- **Task instructions**: Identify the lines that contain the string "très" and copy all of them.

----- Data rows -----

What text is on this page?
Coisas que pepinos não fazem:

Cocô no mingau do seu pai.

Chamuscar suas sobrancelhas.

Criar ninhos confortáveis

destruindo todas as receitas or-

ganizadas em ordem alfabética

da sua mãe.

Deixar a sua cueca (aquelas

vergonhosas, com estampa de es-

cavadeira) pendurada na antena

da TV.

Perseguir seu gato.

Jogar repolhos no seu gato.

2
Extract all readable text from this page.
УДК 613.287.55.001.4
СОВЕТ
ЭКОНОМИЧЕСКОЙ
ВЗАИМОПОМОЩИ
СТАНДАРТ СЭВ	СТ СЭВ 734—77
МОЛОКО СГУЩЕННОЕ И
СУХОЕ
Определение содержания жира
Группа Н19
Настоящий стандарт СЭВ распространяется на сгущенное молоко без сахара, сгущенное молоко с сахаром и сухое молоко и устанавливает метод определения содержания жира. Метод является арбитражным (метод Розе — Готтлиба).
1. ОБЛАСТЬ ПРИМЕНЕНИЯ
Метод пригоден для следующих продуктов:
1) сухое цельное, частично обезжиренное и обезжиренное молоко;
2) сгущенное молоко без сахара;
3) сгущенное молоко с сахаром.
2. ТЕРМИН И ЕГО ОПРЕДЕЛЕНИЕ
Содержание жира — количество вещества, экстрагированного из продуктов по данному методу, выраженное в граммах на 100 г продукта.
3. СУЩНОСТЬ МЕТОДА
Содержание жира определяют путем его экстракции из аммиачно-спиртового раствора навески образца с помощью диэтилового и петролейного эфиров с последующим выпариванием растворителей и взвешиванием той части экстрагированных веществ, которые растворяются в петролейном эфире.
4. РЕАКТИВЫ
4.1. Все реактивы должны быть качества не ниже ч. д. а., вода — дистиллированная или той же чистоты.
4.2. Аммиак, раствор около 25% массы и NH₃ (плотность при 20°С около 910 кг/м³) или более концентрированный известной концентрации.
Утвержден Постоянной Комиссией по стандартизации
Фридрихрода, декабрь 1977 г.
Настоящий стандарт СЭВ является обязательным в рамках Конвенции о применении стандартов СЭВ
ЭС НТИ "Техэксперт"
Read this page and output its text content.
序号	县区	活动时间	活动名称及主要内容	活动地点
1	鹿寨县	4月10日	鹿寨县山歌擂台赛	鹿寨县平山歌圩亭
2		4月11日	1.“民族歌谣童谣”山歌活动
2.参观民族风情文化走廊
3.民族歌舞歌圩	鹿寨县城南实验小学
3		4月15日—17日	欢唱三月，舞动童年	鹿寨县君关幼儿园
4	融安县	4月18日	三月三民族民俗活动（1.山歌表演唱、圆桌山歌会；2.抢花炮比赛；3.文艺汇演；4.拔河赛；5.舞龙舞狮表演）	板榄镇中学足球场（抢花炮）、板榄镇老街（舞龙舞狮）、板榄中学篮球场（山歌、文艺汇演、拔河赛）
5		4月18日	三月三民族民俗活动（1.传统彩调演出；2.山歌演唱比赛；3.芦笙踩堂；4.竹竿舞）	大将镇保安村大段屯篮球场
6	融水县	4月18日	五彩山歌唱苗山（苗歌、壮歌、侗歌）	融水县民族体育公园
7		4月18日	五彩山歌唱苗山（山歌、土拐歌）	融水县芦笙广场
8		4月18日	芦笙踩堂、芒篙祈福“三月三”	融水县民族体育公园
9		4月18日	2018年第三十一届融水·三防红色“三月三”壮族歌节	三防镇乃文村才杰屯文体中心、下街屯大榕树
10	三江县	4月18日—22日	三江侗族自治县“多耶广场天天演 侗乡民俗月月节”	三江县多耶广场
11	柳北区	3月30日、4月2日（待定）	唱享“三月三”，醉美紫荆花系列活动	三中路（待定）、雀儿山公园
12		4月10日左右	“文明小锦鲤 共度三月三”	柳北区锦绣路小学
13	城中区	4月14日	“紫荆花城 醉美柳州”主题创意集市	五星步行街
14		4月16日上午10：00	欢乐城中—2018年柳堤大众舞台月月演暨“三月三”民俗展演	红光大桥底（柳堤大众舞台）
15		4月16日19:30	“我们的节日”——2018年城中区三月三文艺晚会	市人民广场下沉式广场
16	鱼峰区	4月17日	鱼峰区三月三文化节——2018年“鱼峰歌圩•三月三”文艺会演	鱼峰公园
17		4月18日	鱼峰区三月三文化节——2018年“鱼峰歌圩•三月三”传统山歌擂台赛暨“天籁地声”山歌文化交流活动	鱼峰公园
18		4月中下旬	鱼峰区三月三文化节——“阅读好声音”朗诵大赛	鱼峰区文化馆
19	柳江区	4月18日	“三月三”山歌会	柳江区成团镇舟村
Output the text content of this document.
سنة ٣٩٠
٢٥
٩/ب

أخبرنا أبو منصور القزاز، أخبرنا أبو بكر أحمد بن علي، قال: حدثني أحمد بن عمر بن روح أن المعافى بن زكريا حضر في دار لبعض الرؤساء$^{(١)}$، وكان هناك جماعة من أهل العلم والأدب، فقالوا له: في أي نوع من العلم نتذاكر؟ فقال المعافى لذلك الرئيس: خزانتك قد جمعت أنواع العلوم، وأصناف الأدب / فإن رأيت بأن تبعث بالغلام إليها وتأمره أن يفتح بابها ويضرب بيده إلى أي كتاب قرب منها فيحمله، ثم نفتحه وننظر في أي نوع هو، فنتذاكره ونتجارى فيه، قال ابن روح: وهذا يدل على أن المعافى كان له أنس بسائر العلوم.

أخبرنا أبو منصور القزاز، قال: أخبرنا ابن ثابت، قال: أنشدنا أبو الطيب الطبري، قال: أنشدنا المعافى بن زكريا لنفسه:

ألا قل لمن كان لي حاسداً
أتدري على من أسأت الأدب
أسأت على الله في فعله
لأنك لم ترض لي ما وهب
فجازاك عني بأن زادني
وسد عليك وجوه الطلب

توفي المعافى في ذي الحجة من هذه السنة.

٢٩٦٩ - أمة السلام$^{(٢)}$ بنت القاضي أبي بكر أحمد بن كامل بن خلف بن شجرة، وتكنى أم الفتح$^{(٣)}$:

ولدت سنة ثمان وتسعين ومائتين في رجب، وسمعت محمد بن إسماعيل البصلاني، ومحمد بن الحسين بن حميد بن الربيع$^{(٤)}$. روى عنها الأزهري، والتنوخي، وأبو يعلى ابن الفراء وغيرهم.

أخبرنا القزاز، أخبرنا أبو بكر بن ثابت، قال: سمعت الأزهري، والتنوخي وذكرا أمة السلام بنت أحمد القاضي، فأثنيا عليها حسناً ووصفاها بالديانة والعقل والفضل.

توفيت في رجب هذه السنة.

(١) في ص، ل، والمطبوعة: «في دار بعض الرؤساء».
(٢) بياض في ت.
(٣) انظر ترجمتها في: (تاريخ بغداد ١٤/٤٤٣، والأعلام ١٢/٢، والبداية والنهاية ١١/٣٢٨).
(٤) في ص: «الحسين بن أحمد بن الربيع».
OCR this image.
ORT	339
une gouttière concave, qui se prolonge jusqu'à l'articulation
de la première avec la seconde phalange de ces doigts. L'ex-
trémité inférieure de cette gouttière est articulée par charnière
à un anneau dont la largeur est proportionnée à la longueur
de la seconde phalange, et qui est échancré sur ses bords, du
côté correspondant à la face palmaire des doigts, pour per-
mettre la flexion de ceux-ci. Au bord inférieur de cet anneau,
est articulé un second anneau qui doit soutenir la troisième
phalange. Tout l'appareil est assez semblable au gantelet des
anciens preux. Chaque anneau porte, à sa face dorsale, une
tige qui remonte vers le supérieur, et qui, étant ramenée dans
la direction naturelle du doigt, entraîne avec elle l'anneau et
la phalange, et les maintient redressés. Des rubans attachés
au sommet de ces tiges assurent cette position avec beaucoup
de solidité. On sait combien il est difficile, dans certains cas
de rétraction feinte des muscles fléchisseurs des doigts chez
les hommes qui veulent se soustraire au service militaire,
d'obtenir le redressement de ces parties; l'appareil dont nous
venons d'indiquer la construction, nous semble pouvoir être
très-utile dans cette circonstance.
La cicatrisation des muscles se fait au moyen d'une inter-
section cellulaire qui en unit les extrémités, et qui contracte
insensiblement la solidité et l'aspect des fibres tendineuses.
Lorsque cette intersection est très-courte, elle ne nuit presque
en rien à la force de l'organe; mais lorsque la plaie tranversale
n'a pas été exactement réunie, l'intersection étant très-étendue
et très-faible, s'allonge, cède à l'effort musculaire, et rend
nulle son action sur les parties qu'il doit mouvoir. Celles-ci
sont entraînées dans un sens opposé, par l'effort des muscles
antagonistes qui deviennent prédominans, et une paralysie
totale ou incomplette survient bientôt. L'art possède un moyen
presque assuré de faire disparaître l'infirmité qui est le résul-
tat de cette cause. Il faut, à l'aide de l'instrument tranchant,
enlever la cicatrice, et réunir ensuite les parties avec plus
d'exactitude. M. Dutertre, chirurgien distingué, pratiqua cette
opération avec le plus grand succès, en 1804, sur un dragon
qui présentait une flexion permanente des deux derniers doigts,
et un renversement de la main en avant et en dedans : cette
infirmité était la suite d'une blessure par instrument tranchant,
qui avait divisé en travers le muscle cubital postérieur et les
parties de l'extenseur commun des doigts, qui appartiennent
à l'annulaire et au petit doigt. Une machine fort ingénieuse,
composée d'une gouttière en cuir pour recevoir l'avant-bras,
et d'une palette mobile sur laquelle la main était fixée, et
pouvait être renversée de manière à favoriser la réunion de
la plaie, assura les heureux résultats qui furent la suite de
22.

-----

- **Exercise output**:
très-utile dans cette circonstance.
Lorsque cette intersection est très-courte, elle ne nuit presque
n'a pas été exactement réunie, l'intersection étant très-étendue
et très-faible, s'allonge, cède à l'effort musculaire, et rend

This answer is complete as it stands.